(Problem requirements):
Give every line again exactly as it appears, please, but not the pictures.

(Exercise input):
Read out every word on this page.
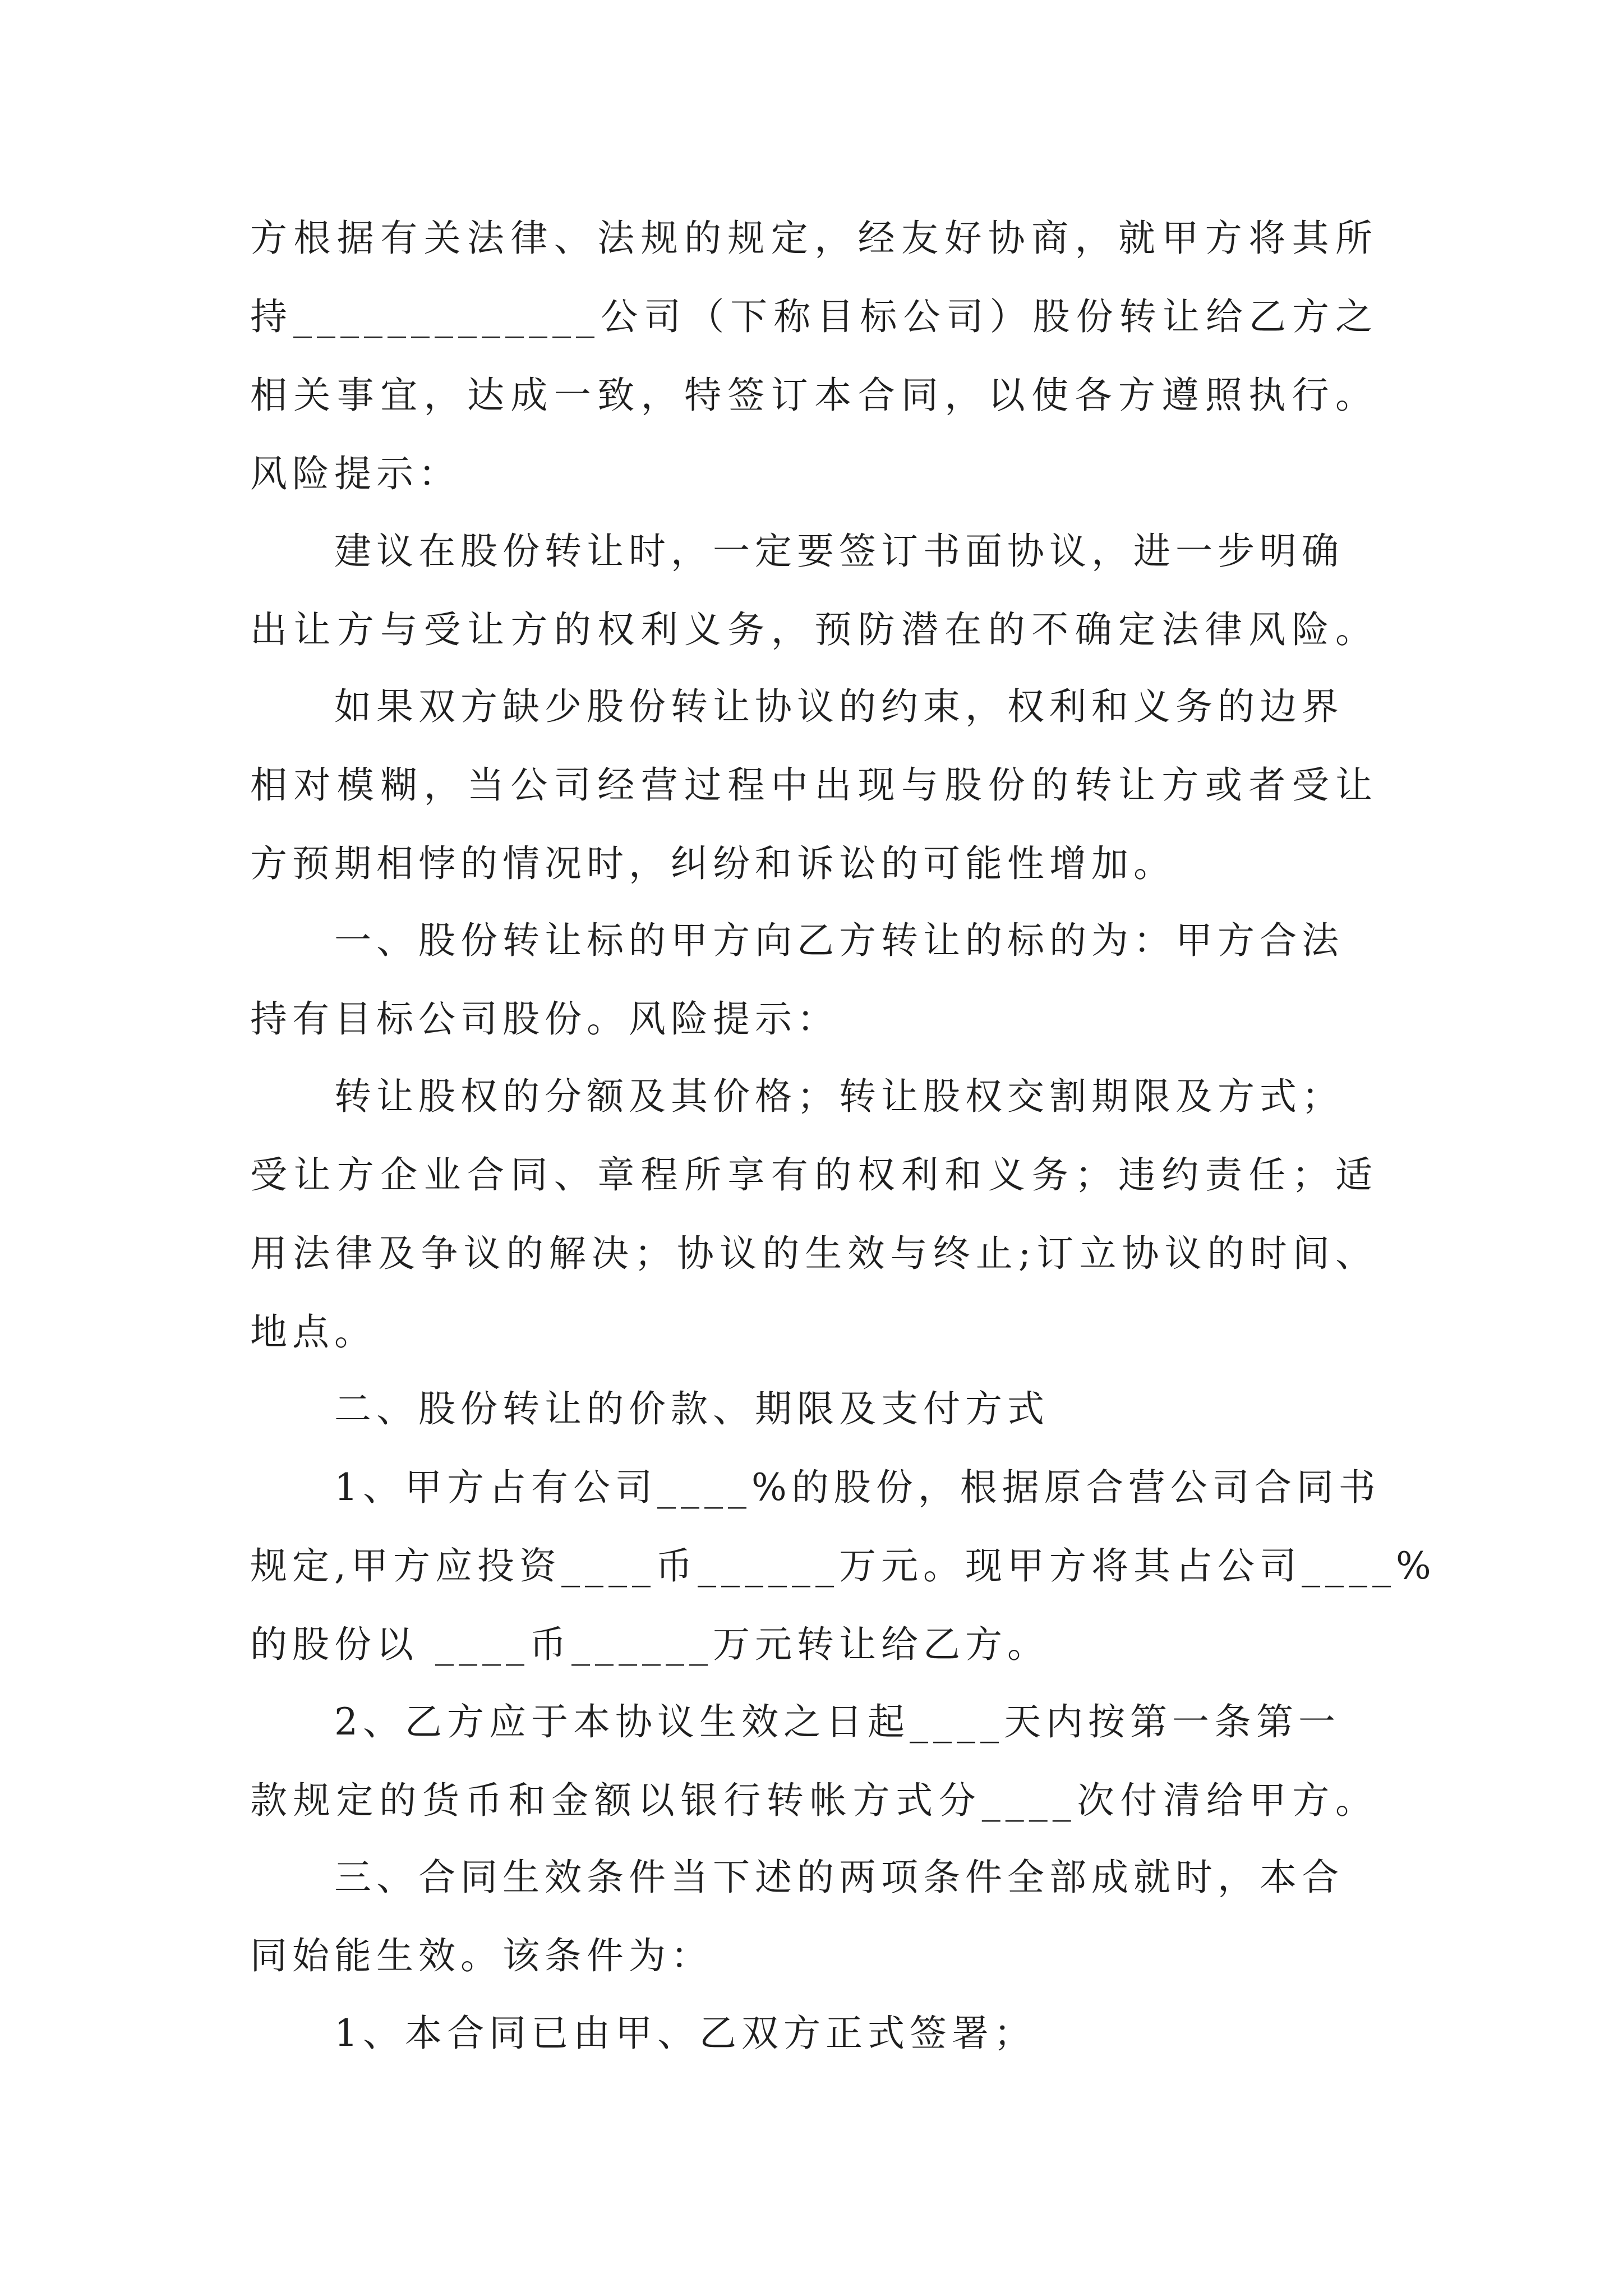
方根据有关法律、法规的规定，经友好协商，就甲方将其所
持_____________公司（下称目标公司）股份转让给乙方之
相关事宜，达成一致，特签订本合同，以使各方遵照执行。
风险提示：
建议在股份转让时，一定要签订书面协议，进一步明确
出让方与受让方的权利义务，预防潜在的不确定法律风险。
如果双方缺少股份转让协议的约束，权利和义务的边界
相对模糊，当公司经营过程中出现与股份的转让方或者受让
方预期相悖的情况时，纠纷和诉讼的可能性增加。
一、股份转让标的甲方向乙方转让的标的为：甲方合法
持有目标公司股份。风险提示：
转让股权的分额及其价格；转让股权交割期限及方式；
受让方企业合同、章程所享有的权利和义务；违约责任；适
用法律及争议的解决；协议的生效与终止;订立协议的时间、
地点。
二、股份转让的价款、期限及支付方式
1、甲方占有公司____%的股份，根据原合营公司合同书
规定,甲方应投资____币______万元。现甲方将其占公司____%
的股份以 ____币______万元转让给乙方。
2、乙方应于本协议生效之日起____天内按第一条第一
款规定的货币和金额以银行转帐方式分____次付清给甲方。
三、合同生效条件当下述的两项条件全部成就时，本合
同始能生效。该条件为：
1、本合同已由甲、乙双方正式签署；
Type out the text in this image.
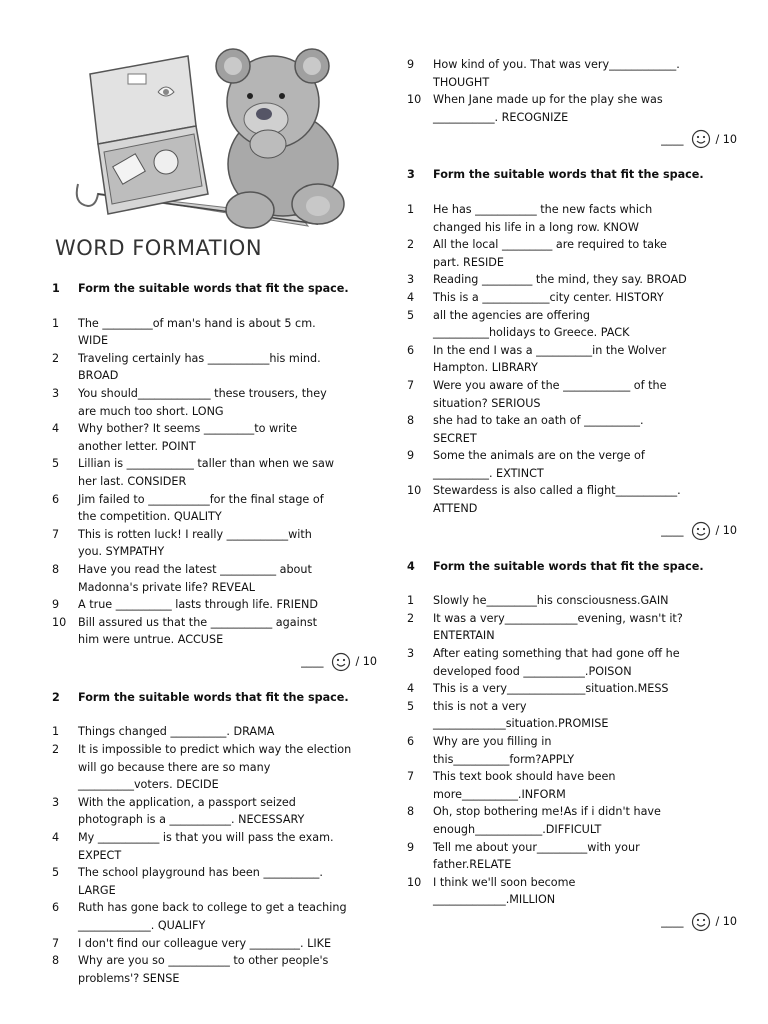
WORD FORMATION
1	Form the suitable words that fit the space.
1	The _________of man's hand is about 5 cm.
WIDE
2	Traveling certainly has ___________his mind.
BROAD
3	You should_____________ these trousers, they
are much too short. LONG
4	Why bother? It seems _________to write
another letter. POINT
5	Lillian is ____________ taller than when we saw
her last. CONSIDER
6	Jim failed to ___________for the final stage of
the competition. QUALITY
7	This is rotten luck! I really ___________with
you. SYMPATHY
8	Have you read the latest __________ about
Madonna's private life? REVEAL
9	A true __________ lasts through life. FRIEND
10	Bill assured us that the ___________ against
him were untrue. ACCUSE
____	/ 10
2	Form the suitable words that fit the space.
1	Things changed __________. DRAMA
2	It is impossible to predict which way the election
will go because there are so many
__________voters. DECIDE
3	With the application, a passport seized
photograph is a ___________. NECESSARY
4	My ___________ is that you will pass the exam.
EXPECT
5	The school playground has been __________.
LARGE
6	Ruth has gone back to college to get a teaching
_____________. QUALIFY
7	I don't find our colleague very _________. LIKE
8	Why are you so ___________ to other people's
problems'? SENSE
9	How kind of you. That was very____________.
THOUGHT
10	When Jane made up for the play she was
___________. RECOGNIZE
____	/ 10
3	Form the suitable words that fit the space.
1	He has ___________ the new facts which
changed his life in a long row. KNOW
2	All the local _________ are required to take
part. RESIDE
3	Reading _________ the mind, they say. BROAD
4	This is a ____________city center. HISTORY
5	all the agencies are offering
__________holidays to Greece. PACK
6	In the end I was a __________in the Wolver
Hampton. LIBRARY
7	Were you aware of the ____________ of the
situation? SERIOUS
8	she had to take an oath of __________.
SECRET
9	Some the animals are on the verge of
__________. EXTINCT
10	Stewardess is also called a flight___________.
ATTEND
____	/ 10
4	Form the suitable words that fit the space.
1	Slowly he_________his consciousness.GAIN
2	It was a very_____________evening, wasn't it?
ENTERTAIN
3	After eating something that had gone off he
developed food ___________.POISON
4	This is a very______________situation.MESS
5	this is not a very
_____________situation.PROMISE
6	Why are you filling in
this__________form?APPLY
7	This text book should have been
more__________.INFORM
8	Oh, stop bothering me!As if i didn't have
enough____________.DIFFICULT
9	Tell me about your_________with your
father.RELATE
10	I think we'll soon become
_____________.MILLION
____	/ 10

(Full output):
Read out every word on this page.
方根据有关法律、法规的规定，经友好协商，就甲方将其所
持_____________公司（下称目标公司）股份转让给乙方之
相关事宜，达成一致，特签订本合同，以使各方遵照执行。
风险提示：
建议在股份转让时，一定要签订书面协议，进一步明确
出让方与受让方的权利义务，预防潜在的不确定法律风险。
如果双方缺少股份转让协议的约束，权利和义务的边界
相对模糊，当公司经营过程中出现与股份的转让方或者受让
方预期相悖的情况时，纠纷和诉讼的可能性增加。
一、股份转让标的甲方向乙方转让的标的为：甲方合法
持有目标公司股份。风险提示：
转让股权的分额及其价格；转让股权交割期限及方式；
受让方企业合同、章程所享有的权利和义务；违约责任；适
用法律及争议的解决；协议的生效与终止;订立协议的时间、
地点。
二、股份转让的价款、期限及支付方式
1、甲方占有公司____%的股份，根据原合营公司合同书
规定,甲方应投资____币______万元。现甲方将其占公司____%
的股份以 ____币______万元转让给乙方。
2、乙方应于本协议生效之日起____天内按第一条第一
款规定的货币和金额以银行转帐方式分____次付清给甲方。
三、合同生效条件当下述的两项条件全部成就时，本合
同始能生效。该条件为：
1、本合同已由甲、乙双方正式签署；
Type out the text in this image.
WORD FORMATION
1	Form the suitable words that fit the space.
1	The _________of man's hand is about 5 cm.
WIDE
2	Traveling certainly has ___________his mind.
BROAD
3	You should_____________ these trousers, they
are much too short. LONG
4	Why bother? It seems _________to write
another letter. POINT
5	Lillian is ____________ taller than when we saw
her last. CONSIDER
6	Jim failed to ___________for the final stage of
the competition. QUALITY
7	This is rotten luck! I really ___________with
you. SYMPATHY
8	Have you read the latest __________ about
Madonna's private life? REVEAL
9	A true __________ lasts through life. FRIEND
10	Bill assured us that the ___________ against
him were untrue. ACCUSE
____	/ 10
2	Form the suitable words that fit the space.
1	Things changed __________. DRAMA
2	It is impossible to predict which way the election
will go because there are so many
__________voters. DECIDE
3	With the application, a passport seized
photograph is a ___________. NECESSARY
4	My ___________ is that you will pass the exam.
EXPECT
5	The school playground has been __________.
LARGE
6	Ruth has gone back to college to get a teaching
_____________. QUALIFY
7	I don't find our colleague very _________. LIKE
8	Why are you so ___________ to other people's
problems'? SENSE
9	How kind of you. That was very____________.
THOUGHT
10	When Jane made up for the play she was
___________. RECOGNIZE
____	/ 10
3	Form the suitable words that fit the space.
1	He has ___________ the new facts which
changed his life in a long row. KNOW
2	All the local _________ are required to take
part. RESIDE
3	Reading _________ the mind, they say. BROAD
4	This is a ____________city center. HISTORY
5	all the agencies are offering
__________holidays to Greece. PACK
6	In the end I was a __________in the Wolver
Hampton. LIBRARY
7	Were you aware of the ____________ of the
situation? SERIOUS
8	she had to take an oath of __________.
SECRET
9	Some the animals are on the verge of
__________. EXTINCT
10	Stewardess is also called a flight___________.
ATTEND
____	/ 10
4	Form the suitable words that fit the space.
1	Slowly he_________his consciousness.GAIN
2	It was a very_____________evening, wasn't it?
ENTERTAIN
3	After eating something that had gone off he
developed food ___________.POISON
4	This is a very______________situation.MESS
5	this is not a very
_____________situation.PROMISE
6	Why are you filling in
this__________form?APPLY
7	This text book should have been
more__________.INFORM
8	Oh, stop bothering me!As if i didn't have
enough____________.DIFFICULT
9	Tell me about your_________with your
father.RELATE
10	I think we'll soon become
_____________.MILLION
____	/ 10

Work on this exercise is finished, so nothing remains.